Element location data
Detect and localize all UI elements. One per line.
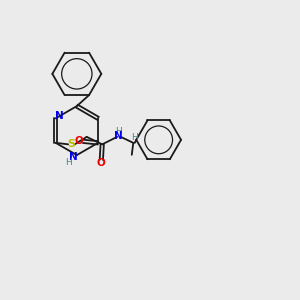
Text: O: O: [75, 136, 83, 146]
Text: H: H: [65, 158, 72, 167]
Text: N: N: [114, 131, 122, 141]
Text: H: H: [131, 133, 138, 142]
Text: S: S: [67, 139, 75, 149]
Text: N: N: [69, 152, 78, 162]
Text: N: N: [55, 111, 64, 121]
Text: O: O: [97, 158, 106, 167]
Text: H: H: [115, 127, 122, 136]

- **Work to do**: Give the material again with "localize" swapped for "locate" and everything else unchanged, leaving out the pictures.

- **The output**:
Detect and locate all UI elements. One per line.
Text: O: O: [75, 136, 83, 146]
Text: H: H: [65, 158, 72, 167]
Text: N: N: [114, 131, 122, 141]
Text: H: H: [131, 133, 138, 142]
Text: S: S: [67, 139, 75, 149]
Text: N: N: [69, 152, 78, 162]
Text: N: N: [55, 111, 64, 121]
Text: O: O: [97, 158, 106, 167]
Text: H: H: [115, 127, 122, 136]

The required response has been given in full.